■ **Work instructions**: Repeat the records exactly. Every line must match.

■ **Exercise inputs**:
....

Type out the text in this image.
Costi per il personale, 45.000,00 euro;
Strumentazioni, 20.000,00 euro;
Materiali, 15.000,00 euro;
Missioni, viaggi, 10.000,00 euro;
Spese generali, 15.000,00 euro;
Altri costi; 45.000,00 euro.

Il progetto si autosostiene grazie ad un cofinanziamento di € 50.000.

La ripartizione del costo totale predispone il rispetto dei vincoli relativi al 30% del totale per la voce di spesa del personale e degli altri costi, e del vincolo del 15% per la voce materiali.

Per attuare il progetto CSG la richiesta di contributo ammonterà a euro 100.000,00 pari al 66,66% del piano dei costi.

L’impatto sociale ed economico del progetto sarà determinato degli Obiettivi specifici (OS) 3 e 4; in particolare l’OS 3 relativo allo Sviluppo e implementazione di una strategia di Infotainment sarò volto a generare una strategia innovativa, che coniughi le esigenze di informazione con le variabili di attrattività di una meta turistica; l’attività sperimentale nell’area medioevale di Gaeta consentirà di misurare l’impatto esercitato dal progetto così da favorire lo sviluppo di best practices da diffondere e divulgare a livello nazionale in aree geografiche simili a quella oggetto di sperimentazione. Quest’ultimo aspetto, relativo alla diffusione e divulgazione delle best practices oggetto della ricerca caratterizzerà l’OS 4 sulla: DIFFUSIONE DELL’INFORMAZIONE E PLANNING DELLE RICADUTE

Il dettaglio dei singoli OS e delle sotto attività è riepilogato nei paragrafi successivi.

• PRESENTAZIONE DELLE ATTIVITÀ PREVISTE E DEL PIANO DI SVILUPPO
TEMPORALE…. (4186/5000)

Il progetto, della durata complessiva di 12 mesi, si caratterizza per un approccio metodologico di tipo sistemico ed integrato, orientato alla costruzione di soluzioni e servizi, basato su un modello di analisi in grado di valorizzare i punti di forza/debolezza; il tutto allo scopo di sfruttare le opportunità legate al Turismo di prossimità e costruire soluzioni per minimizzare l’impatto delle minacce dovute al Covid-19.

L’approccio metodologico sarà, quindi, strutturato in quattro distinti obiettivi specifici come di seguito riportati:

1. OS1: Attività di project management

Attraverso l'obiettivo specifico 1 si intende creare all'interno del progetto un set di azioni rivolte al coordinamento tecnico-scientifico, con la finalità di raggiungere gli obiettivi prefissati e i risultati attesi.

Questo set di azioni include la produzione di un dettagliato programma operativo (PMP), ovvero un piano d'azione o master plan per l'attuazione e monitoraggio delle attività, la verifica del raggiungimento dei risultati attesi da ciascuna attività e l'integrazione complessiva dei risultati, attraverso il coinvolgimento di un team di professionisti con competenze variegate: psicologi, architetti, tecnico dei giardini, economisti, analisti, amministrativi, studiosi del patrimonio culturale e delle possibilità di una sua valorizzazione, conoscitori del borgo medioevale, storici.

....

■ **Task solution**:
Type out the text in this image.
Costi per il personale, 45.000,00 euro;
Strumentazioni, 20.000,00 euro;
Materiali, 15.000,00 euro;
Missioni, viaggi, 10.000,00 euro;
Spese generali, 15.000,00 euro;
Altri costi; 45.000,00 euro.

Il progetto si autosostiene grazie ad un cofinanziamento di € 50.000.

La ripartizione del costo totale predispone il rispetto dei vincoli relativi al 30% del totale per la voce di spesa del personale e degli altri costi, e del vincolo del 15% per la voce materiali.

Per attuare il progetto CSG la richiesta di contributo ammonterà a euro 100.000,00 pari al 66,66% del piano dei costi.

L’impatto sociale ed economico del progetto sarà determinato degli Obiettivi specifici (OS) 3 e 4; in particolare l’OS 3 relativo allo Sviluppo e implementazione di una strategia di Infotainment sarò volto a generare una strategia innovativa, che coniughi le esigenze di informazione con le variabili di attrattività di una meta turistica; l’attività sperimentale nell’area medioevale di Gaeta consentirà di misurare l’impatto esercitato dal progetto così da favorire lo sviluppo di best practices da diffondere e divulgare a livello nazionale in aree geografiche simili a quella oggetto di sperimentazione. Quest’ultimo aspetto, relativo alla diffusione e divulgazione delle best practices oggetto della ricerca caratterizzerà l’OS 4 sulla: DIFFUSIONE DELL’INFORMAZIONE E PLANNING DELLE RICADUTE

Il dettaglio dei singoli OS e delle sotto attività è riepilogato nei paragrafi successivi.

• PRESENTAZIONE DELLE ATTIVITÀ PREVISTE E DEL PIANO DI SVILUPPO
TEMPORALE…. (4186/5000)

Il progetto, della durata complessiva di 12 mesi, si caratterizza per un approccio metodologico di tipo sistemico ed integrato, orientato alla costruzione di soluzioni e servizi, basato su un modello di analisi in grado di valorizzare i punti di forza/debolezza; il tutto allo scopo di sfruttare le opportunità legate al Turismo di prossimità e costruire soluzioni per minimizzare l’impatto delle minacce dovute al Covid-19.

L’approccio metodologico sarà, quindi, strutturato in quattro distinti obiettivi specifici come di seguito riportati:

1. OS1: Attività di project management

Attraverso l'obiettivo specifico 1 si intende creare all'interno del progetto un set di azioni rivolte al coordinamento tecnico-scientifico, con la finalità di raggiungere gli obiettivi prefissati e i risultati attesi.

Questo set di azioni include la produzione di un dettagliato programma operativo (PMP), ovvero un piano d'azione o master plan per l'attuazione e monitoraggio delle attività, la verifica del raggiungimento dei risultati attesi da ciascuna attività e l'integrazione complessiva dei risultati, attraverso il coinvolgimento di un team di professionisti con competenze variegate: psicologi, architetti, tecnico dei giardini, economisti, analisti, amministrativi, studiosi del patrimonio culturale e delle possibilità di una sua valorizzazione, conoscitori del borgo medioevale, storici.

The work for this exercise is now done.